*Directions*
Copy the records below exactly, leaving out every picture.
** start Rows **
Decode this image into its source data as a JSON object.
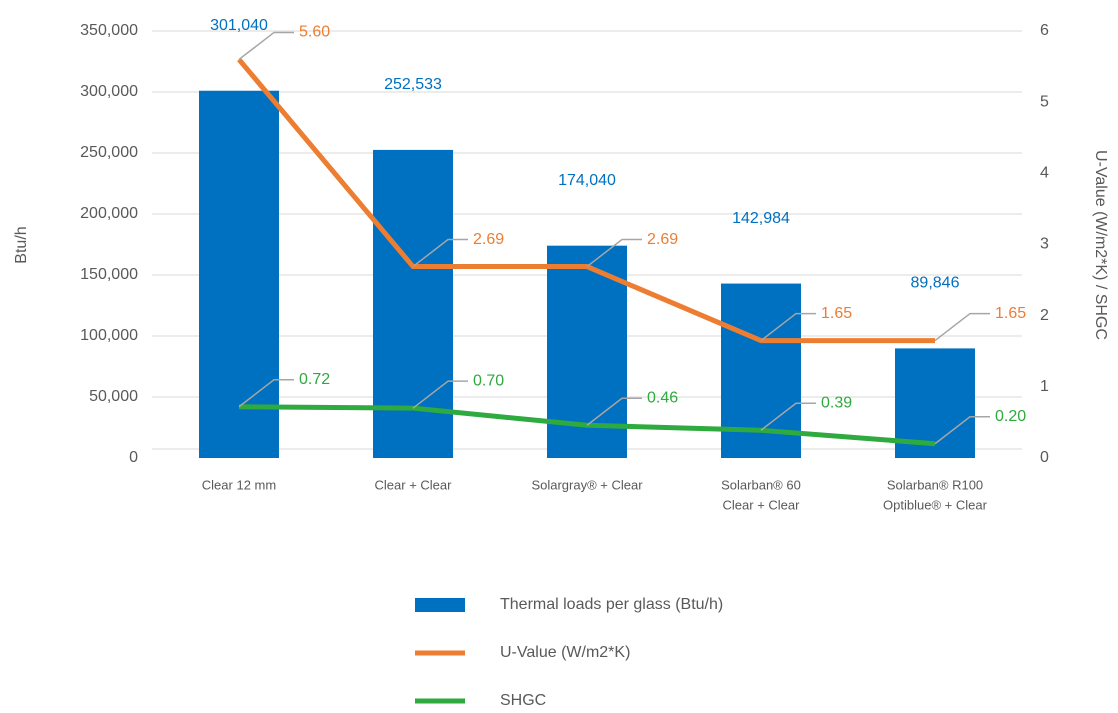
{
  "chart_data": {
    "type": "bar_line",
    "y_label": "Btu/h",
    "y2_label": "U-Value (W/m2*K)  / SHGC",
    "categories": [
      [
        "Clear 12 mm"
      ],
      [
        "Clear + Clear"
      ],
      [
        "Solargray® + Clear"
      ],
      [
        "Solarban® 60",
        "Clear + Clear"
      ],
      [
        "Solarban® R100",
        "Optiblue® + Clear"
      ]
    ],
    "ylim": [
      0,
      350000
    ],
    "yticks": [
      0,
      {
        "value": 50000,
        "label": "50,000"
      },
      {
        "value": 100000,
        "label": "100,000"
      },
      {
        "value": 150000,
        "label": "150,000"
      },
      {
        "value": 200000,
        "label": "200,000"
      },
      {
        "value": 250000,
        "label": "250,000"
      },
      {
        "value": 300000,
        "label": "300,000"
      },
      {
        "value": 350000,
        "label": "350,000"
      }
    ],
    "y2lim": [
      0,
      6
    ],
    "y2ticks": [
      0,
      1,
      2,
      3,
      4,
      5,
      6
    ],
    "grid": true,
    "series": [
      {
        "name": "Thermal loads per glass (Btu/h)",
        "type": "bar",
        "color": "#0070c0",
        "values": [
          301040,
          252533,
          174040,
          142984,
          89846
        ],
        "value_labels": [
          "301,040",
          "252,533",
          "174,040",
          "142,984",
          "89,846"
        ]
      },
      {
        "name": "U-Value (W/m2*K)",
        "type": "line",
        "axis": "y2",
        "color": "#ed7d31",
        "values": [
          5.6,
          2.69,
          2.69,
          1.65,
          1.65
        ],
        "value_labels": [
          "5.60",
          "2.69",
          "2.69",
          "1.65",
          "1.65"
        ]
      },
      {
        "name": "SHGC",
        "type": "line",
        "axis": "y2",
        "color": "#2eaa3f",
        "values": [
          0.72,
          0.7,
          0.46,
          0.39,
          0.2
        ],
        "value_labels": [
          "0.72",
          "0.70",
          "0.46",
          "0.39",
          "0.20"
        ]
      }
    ]
  }
}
** end Rows **
*Final result*
Decode this image into its source data as a JSON object.
{
  "chart_data": {
    "type": "bar_line",
    "y_label": "Btu/h",
    "y2_label": "U-Value (W/m2*K)  / SHGC",
    "categories": [
      [
        "Clear 12 mm"
      ],
      [
        "Clear + Clear"
      ],
      [
        "Solargray® + Clear"
      ],
      [
        "Solarban® 60",
        "Clear + Clear"
      ],
      [
        "Solarban® R100",
        "Optiblue® + Clear"
      ]
    ],
    "ylim": [
      0,
      350000
    ],
    "yticks": [
      0,
      {
        "value": 50000,
        "label": "50,000"
      },
      {
        "value": 100000,
        "label": "100,000"
      },
      {
        "value": 150000,
        "label": "150,000"
      },
      {
        "value": 200000,
        "label": "200,000"
      },
      {
        "value": 250000,
        "label": "250,000"
      },
      {
        "value": 300000,
        "label": "300,000"
      },
      {
        "value": 350000,
        "label": "350,000"
      }
    ],
    "y2lim": [
      0,
      6
    ],
    "y2ticks": [
      0,
      1,
      2,
      3,
      4,
      5,
      6
    ],
    "grid": true,
    "series": [
      {
        "name": "Thermal loads per glass (Btu/h)",
        "type": "bar",
        "color": "#0070c0",
        "values": [
          301040,
          252533,
          174040,
          142984,
          89846
        ],
        "value_labels": [
          "301,040",
          "252,533",
          "174,040",
          "142,984",
          "89,846"
        ]
      },
      {
        "name": "U-Value (W/m2*K)",
        "type": "line",
        "axis": "y2",
        "color": "#ed7d31",
        "values": [
          5.6,
          2.69,
          2.69,
          1.65,
          1.65
        ],
        "value_labels": [
          "5.60",
          "2.69",
          "2.69",
          "1.65",
          "1.65"
        ]
      },
      {
        "name": "SHGC",
        "type": "line",
        "axis": "y2",
        "color": "#2eaa3f",
        "values": [
          0.72,
          0.7,
          0.46,
          0.39,
          0.2
        ],
        "value_labels": [
          "0.72",
          "0.70",
          "0.46",
          "0.39",
          "0.20"
        ]
      }
    ]
  }
}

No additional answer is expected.